- **Dataset items**:
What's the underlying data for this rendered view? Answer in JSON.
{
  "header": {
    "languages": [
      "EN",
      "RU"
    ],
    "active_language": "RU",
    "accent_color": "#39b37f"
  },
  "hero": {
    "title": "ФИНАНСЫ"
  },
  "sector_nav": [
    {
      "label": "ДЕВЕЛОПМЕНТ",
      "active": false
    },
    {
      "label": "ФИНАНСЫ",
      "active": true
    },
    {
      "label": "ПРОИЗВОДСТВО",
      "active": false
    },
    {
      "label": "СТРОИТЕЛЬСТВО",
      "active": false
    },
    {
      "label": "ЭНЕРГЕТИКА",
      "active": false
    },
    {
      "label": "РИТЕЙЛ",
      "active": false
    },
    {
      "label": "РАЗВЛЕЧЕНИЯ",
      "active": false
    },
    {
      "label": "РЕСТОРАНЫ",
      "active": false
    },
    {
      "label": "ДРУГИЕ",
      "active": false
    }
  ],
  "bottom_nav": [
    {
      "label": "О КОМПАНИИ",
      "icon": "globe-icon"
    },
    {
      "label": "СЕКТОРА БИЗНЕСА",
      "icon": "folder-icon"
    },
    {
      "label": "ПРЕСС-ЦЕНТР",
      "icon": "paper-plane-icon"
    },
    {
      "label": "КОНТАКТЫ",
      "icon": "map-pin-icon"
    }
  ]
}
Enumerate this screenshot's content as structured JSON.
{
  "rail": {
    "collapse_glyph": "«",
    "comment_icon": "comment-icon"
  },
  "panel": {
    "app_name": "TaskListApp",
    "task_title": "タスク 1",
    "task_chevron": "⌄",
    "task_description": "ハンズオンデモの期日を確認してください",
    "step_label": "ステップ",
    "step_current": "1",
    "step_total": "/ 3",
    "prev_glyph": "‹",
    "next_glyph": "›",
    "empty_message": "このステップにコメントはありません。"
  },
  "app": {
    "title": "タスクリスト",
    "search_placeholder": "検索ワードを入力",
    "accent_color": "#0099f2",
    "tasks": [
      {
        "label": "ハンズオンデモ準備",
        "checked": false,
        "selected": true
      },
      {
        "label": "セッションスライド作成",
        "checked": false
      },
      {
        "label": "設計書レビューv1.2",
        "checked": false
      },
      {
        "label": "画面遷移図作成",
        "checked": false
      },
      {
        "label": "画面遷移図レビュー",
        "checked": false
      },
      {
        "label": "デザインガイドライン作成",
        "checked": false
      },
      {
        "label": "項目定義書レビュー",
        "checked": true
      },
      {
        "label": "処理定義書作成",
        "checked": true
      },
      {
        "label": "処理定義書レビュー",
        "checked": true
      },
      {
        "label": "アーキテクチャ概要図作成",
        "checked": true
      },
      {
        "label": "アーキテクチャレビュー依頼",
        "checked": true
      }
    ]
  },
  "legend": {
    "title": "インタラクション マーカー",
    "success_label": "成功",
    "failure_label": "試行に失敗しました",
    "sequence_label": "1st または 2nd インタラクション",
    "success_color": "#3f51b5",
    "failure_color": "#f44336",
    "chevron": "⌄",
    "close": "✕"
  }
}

- **PROMPT**: Nothing should be changed: write out all of the data as is.

- **EXERCISE ANSWER**:
What's the underlying data for this rendered view? Answer in JSON.
{
  "header": {
    "languages": [
      "EN",
      "RU"
    ],
    "active_language": "RU",
    "accent_color": "#39b37f"
  },
  "hero": {
    "title": "ФИНАНСЫ"
  },
  "sector_nav": [
    {
      "label": "ДЕВЕЛОПМЕНТ",
      "active": false
    },
    {
      "label": "ФИНАНСЫ",
      "active": true
    },
    {
      "label": "ПРОИЗВОДСТВО",
      "active": false
    },
    {
      "label": "СТРОИТЕЛЬСТВО",
      "active": false
    },
    {
      "label": "ЭНЕРГЕТИКА",
      "active": false
    },
    {
      "label": "РИТЕЙЛ",
      "active": false
    },
    {
      "label": "РАЗВЛЕЧЕНИЯ",
      "active": false
    },
    {
      "label": "РЕСТОРАНЫ",
      "active": false
    },
    {
      "label": "ДРУГИЕ",
      "active": false
    }
  ],
  "bottom_nav": [
    {
      "label": "О КОМПАНИИ",
      "icon": "globe-icon"
    },
    {
      "label": "СЕКТОРА БИЗНЕСА",
      "icon": "folder-icon"
    },
    {
      "label": "ПРЕСС-ЦЕНТР",
      "icon": "paper-plane-icon"
    },
    {
      "label": "КОНТАКТЫ",
      "icon": "map-pin-icon"
    }
  ]
}
Enumerate this screenshot's content as structured JSON.
{
  "rail": {
    "collapse_glyph": "«",
    "comment_icon": "comment-icon"
  },
  "panel": {
    "app_name": "TaskListApp",
    "task_title": "タスク 1",
    "task_chevron": "⌄",
    "task_description": "ハンズオンデモの期日を確認してください",
    "step_label": "ステップ",
    "step_current": "1",
    "step_total": "/ 3",
    "prev_glyph": "‹",
    "next_glyph": "›",
    "empty_message": "このステップにコメントはありません。"
  },
  "app": {
    "title": "タスクリスト",
    "search_placeholder": "検索ワードを入力",
    "accent_color": "#0099f2",
    "tasks": [
      {
        "label": "ハンズオンデモ準備",
        "checked": false,
        "selected": true
      },
      {
        "label": "セッションスライド作成",
        "checked": false
      },
      {
        "label": "設計書レビューv1.2",
        "checked": false
      },
      {
        "label": "画面遷移図作成",
        "checked": false
      },
      {
        "label": "画面遷移図レビュー",
        "checked": false
      },
      {
        "label": "デザインガイドライン作成",
        "checked": false
      },
      {
        "label": "項目定義書レビュー",
        "checked": true
      },
      {
        "label": "処理定義書作成",
        "checked": true
      },
      {
        "label": "処理定義書レビュー",
        "checked": true
      },
      {
        "label": "アーキテクチャ概要図作成",
        "checked": true
      },
      {
        "label": "アーキテクチャレビュー依頼",
        "checked": true
      }
    ]
  },
  "legend": {
    "title": "インタラクション マーカー",
    "success_label": "成功",
    "failure_label": "試行に失敗しました",
    "sequence_label": "1st または 2nd インタラクション",
    "success_color": "#3f51b5",
    "failure_color": "#f44336",
    "chevron": "⌄",
    "close": "✕"
  }
}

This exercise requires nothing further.